Records excerpted from a collection
_ _ _ _ _ _ _
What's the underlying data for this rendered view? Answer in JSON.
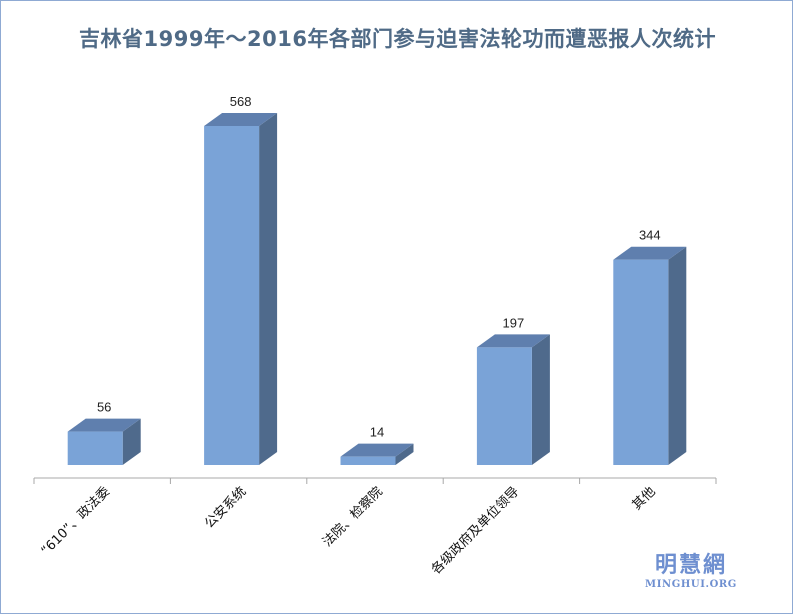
{
  "chart_data": {
    "type": "bar",
    "title": "吉林省1999年～2016年各部门参与迫害法轮功而遭恶报人次统计",
    "categories": [
      "“610”、政法委",
      "公安系统",
      "法院、检察院",
      "各级政府及单位领导",
      "其他"
    ],
    "values": [
      56,
      568,
      14,
      197,
      344
    ],
    "ylim": [
      0,
      568
    ],
    "grid": false,
    "legend": "none",
    "colors": {
      "front": "#7aa3d7",
      "side": "#4f6a8c",
      "top": "#5f7fae"
    }
  },
  "watermark": {
    "cn": "明慧網",
    "en": "MINGHUI.ORG"
  }
}
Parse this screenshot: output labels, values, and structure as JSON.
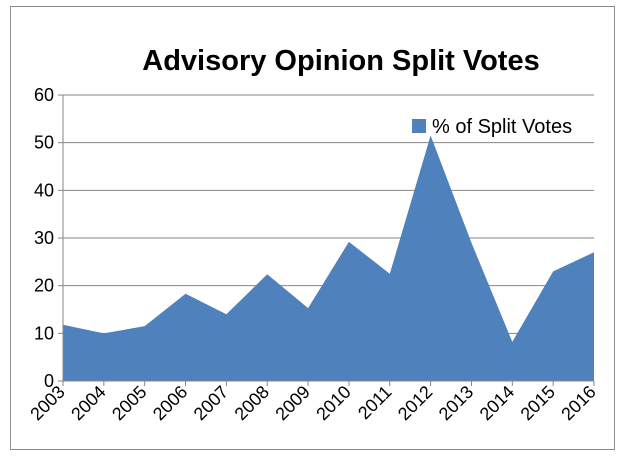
{
  "chart_data": {
    "type": "area",
    "title": "Advisory Opinion Split Votes",
    "xlabel": "",
    "ylabel": "",
    "categories": [
      "2003",
      "2004",
      "2005",
      "2006",
      "2007",
      "2008",
      "2009",
      "2010",
      "2011",
      "2012",
      "2013",
      "2014",
      "2015",
      "2016"
    ],
    "series": [
      {
        "name": "% of Split Votes",
        "color": "#4f81bd",
        "values": [
          11.8,
          10,
          11.5,
          18.3,
          14,
          22.4,
          15.3,
          29.2,
          22.5,
          51.5,
          29,
          8.2,
          23,
          27
        ]
      }
    ],
    "ylim": [
      0,
      60
    ],
    "yticks": [
      0,
      10,
      20,
      30,
      40,
      50,
      60
    ],
    "grid": true,
    "legend": "top-right"
  }
}
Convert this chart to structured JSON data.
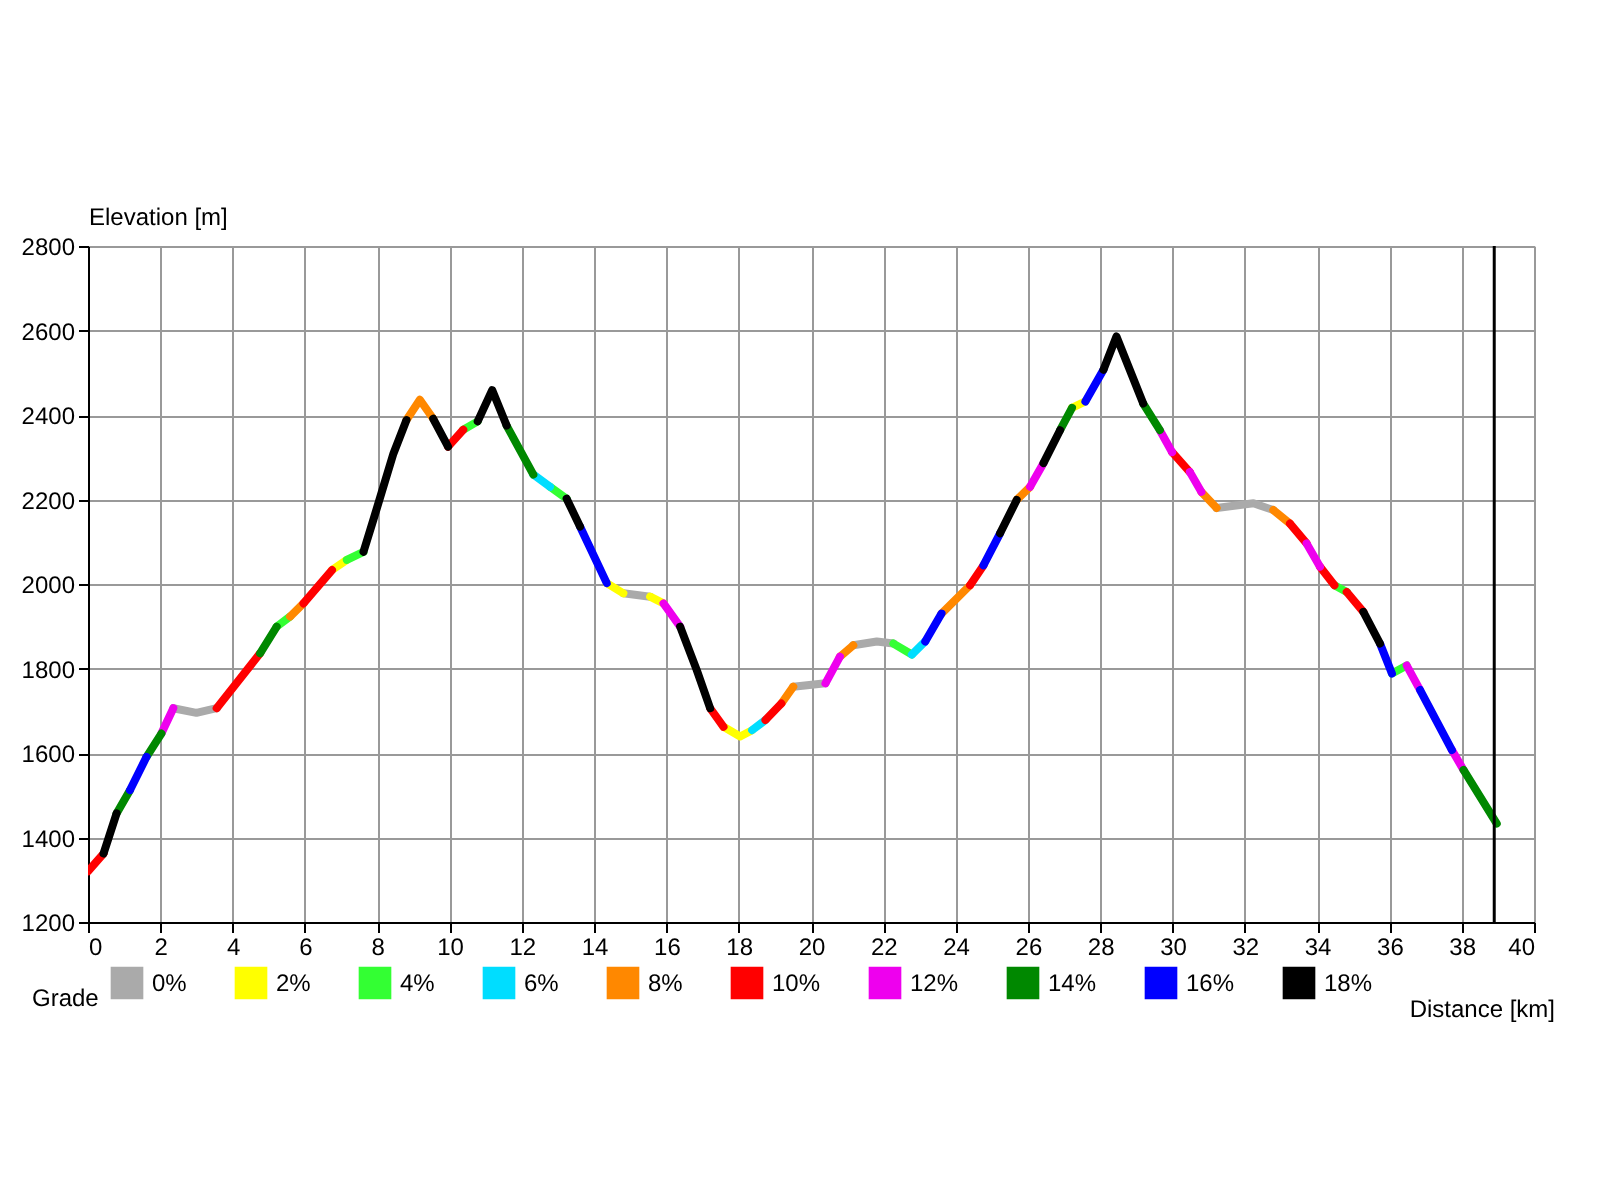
{
  "chart_data": {
    "type": "line",
    "xlabel": "Distance [km]",
    "ylabel": "Elevation [m]",
    "legend_title": "Grade",
    "xlim": [
      0,
      40
    ],
    "xticks": [
      0,
      2,
      4,
      6,
      8,
      10,
      12,
      14,
      16,
      18,
      20,
      22,
      24,
      26,
      28,
      30,
      32,
      34,
      36,
      38,
      40
    ],
    "ylim": [
      1200,
      2800
    ],
    "yticks": [
      1200,
      1400,
      1600,
      1800,
      2000,
      2200,
      2400,
      2600,
      2800
    ],
    "grid": true,
    "legend": "bottom",
    "marker": "none",
    "line_style": "solid",
    "ref_lines": [
      {
        "axis": "x",
        "value": 38.9,
        "color": "#000000"
      }
    ],
    "series": [
      {
        "name": "0%",
        "color": "#aaaaaa",
        "x": [
          2.36,
          3.0,
          3.56,
          null,
          14.81,
          15.55,
          null,
          19.51,
          20.4,
          null,
          21.17,
          21.82,
          22.28,
          null,
          31.22,
          32.24,
          32.79
        ],
        "values": [
          1706,
          1695,
          1706,
          null,
          1978,
          1970,
          null,
          1757,
          1765,
          null,
          1855,
          1864,
          1859,
          null,
          2180,
          2191,
          2175
        ]
      },
      {
        "name": "2%",
        "color": "#ffff00",
        "x": [
          6.75,
          7.16,
          null,
          14.35,
          14.81,
          null,
          15.55,
          15.92,
          null,
          17.58,
          18.04,
          18.37,
          null,
          27.22,
          27.59
        ],
        "values": [
          2033,
          2057,
          null,
          2002,
          1978,
          null,
          1970,
          1954,
          null,
          1662,
          1639,
          1654,
          null,
          2417,
          2432
        ]
      },
      {
        "name": "4%",
        "color": "#33ff33",
        "x": [
          5.22,
          5.59,
          null,
          7.16,
          7.62,
          null,
          10.38,
          10.78,
          null,
          12.78,
          13.24,
          null,
          22.28,
          22.79,
          null,
          34.48,
          34.82,
          null,
          36.07,
          36.48
        ],
        "values": [
          1899,
          1923,
          null,
          2057,
          2076,
          null,
          2365,
          2385,
          null,
          2230,
          2202,
          null,
          1859,
          1833,
          null,
          1997,
          1981,
          null,
          1788,
          1807
        ]
      },
      {
        "name": "6%",
        "color": "#00ddff",
        "x": [
          12.32,
          12.78,
          null,
          18.37,
          18.74,
          null,
          22.79,
          23.16
        ],
        "values": [
          2259,
          2230,
          null,
          1654,
          1678,
          null,
          1833,
          1864
        ]
      },
      {
        "name": "8%",
        "color": "#ff8800",
        "x": [
          5.59,
          5.96,
          null,
          8.81,
          9.18,
          9.55,
          null,
          19.18,
          19.51,
          null,
          20.8,
          21.17,
          null,
          23.61,
          24.4,
          null,
          25.69,
          26.06,
          null,
          30.8,
          31.22,
          null,
          32.79,
          33.25
        ],
        "values": [
          1923,
          1954,
          null,
          2388,
          2436,
          2391,
          null,
          1717,
          1757,
          null,
          1828,
          1855,
          null,
          1930,
          1997,
          null,
          2199,
          2230,
          null,
          2218,
          2180,
          null,
          2175,
          2143
        ]
      },
      {
        "name": "10%",
        "color": "#ff0000",
        "x": [
          0,
          0.43,
          null,
          3.56,
          4.76,
          null,
          5.96,
          6.75,
          null,
          9.96,
          10.38,
          null,
          17.21,
          17.58,
          null,
          18.74,
          19.18,
          null,
          24.4,
          24.77,
          null,
          29.99,
          30.48,
          null,
          33.25,
          33.71,
          null,
          34.08,
          34.48,
          null,
          34.82,
          35.28
        ],
        "values": [
          1320,
          1362,
          null,
          1706,
          1836,
          null,
          1954,
          2033,
          null,
          2325,
          2365,
          null,
          1706,
          1662,
          null,
          1678,
          1717,
          null,
          1997,
          2044,
          null,
          2312,
          2265,
          null,
          2143,
          2096,
          null,
          2041,
          1997,
          null,
          1981,
          1934
        ]
      },
      {
        "name": "12%",
        "color": "#ee00ee",
        "x": [
          2.03,
          2.36,
          null,
          15.92,
          16.38,
          null,
          20.4,
          20.8,
          null,
          26.06,
          26.43,
          null,
          29.65,
          29.99,
          null,
          30.48,
          30.8,
          null,
          33.71,
          34.08,
          null,
          36.48,
          36.85,
          null,
          37.73,
          38.05
        ],
        "values": [
          1646,
          1706,
          null,
          1954,
          1899,
          null,
          1765,
          1828,
          null,
          2230,
          2286,
          null,
          2364,
          2312,
          null,
          2265,
          2218,
          null,
          2096,
          2041,
          null,
          1807,
          1749,
          null,
          1607,
          1560
        ]
      },
      {
        "name": "14%",
        "color": "#008800",
        "x": [
          0.79,
          1.16,
          null,
          1.62,
          2.03,
          null,
          4.76,
          5.22,
          null,
          11.58,
          12.32,
          null,
          26.89,
          27.22,
          null,
          29.19,
          29.65,
          null,
          38.05,
          38.97
        ],
        "values": [
          1457,
          1512,
          null,
          1591,
          1646,
          null,
          1836,
          1899,
          null,
          2375,
          2259,
          null,
          2364,
          2417,
          null,
          2427,
          2364,
          null,
          1560,
          1433
        ]
      },
      {
        "name": "16%",
        "color": "#0000ff",
        "x": [
          1.16,
          1.62,
          null,
          13.61,
          14.35,
          null,
          23.16,
          23.61,
          null,
          24.77,
          25.23,
          null,
          27.59,
          28.09,
          null,
          35.74,
          36.07,
          null,
          36.85,
          37.73
        ],
        "values": [
          1512,
          1591,
          null,
          2136,
          2002,
          null,
          1864,
          1930,
          null,
          2044,
          2120,
          null,
          2432,
          2507,
          null,
          1859,
          1788,
          null,
          1749,
          1607
        ]
      },
      {
        "name": "18%",
        "color": "#000000",
        "x": [
          0.43,
          0.79,
          null,
          7.62,
          7.89,
          8.45,
          8.81,
          null,
          9.55,
          9.96,
          null,
          10.78,
          11.18,
          11.58,
          null,
          13.24,
          13.61,
          null,
          16.38,
          16.84,
          17.21,
          null,
          25.23,
          25.69,
          null,
          26.43,
          26.89,
          null,
          28.09,
          28.45,
          29.19,
          null,
          35.28,
          35.74
        ],
        "values": [
          1362,
          1457,
          null,
          2076,
          2151,
          2309,
          2388,
          null,
          2391,
          2325,
          null,
          2385,
          2459,
          2375,
          null,
          2202,
          2136,
          null,
          1899,
          1796,
          1706,
          null,
          2120,
          2199,
          null,
          2286,
          2364,
          null,
          2507,
          2586,
          2427,
          null,
          1934,
          1859
        ]
      }
    ]
  }
}
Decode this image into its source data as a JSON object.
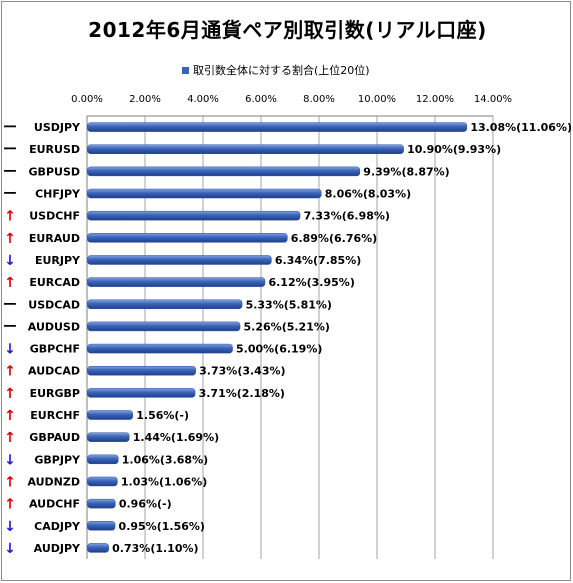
_ _ _ _ _ _ _
Short exercise -> Above are the records. Copy every line in them holding "Votes".

Answer to the task ->
    "title": "Advisory Opinion Split Votes",
        "name": "% of Split Votes",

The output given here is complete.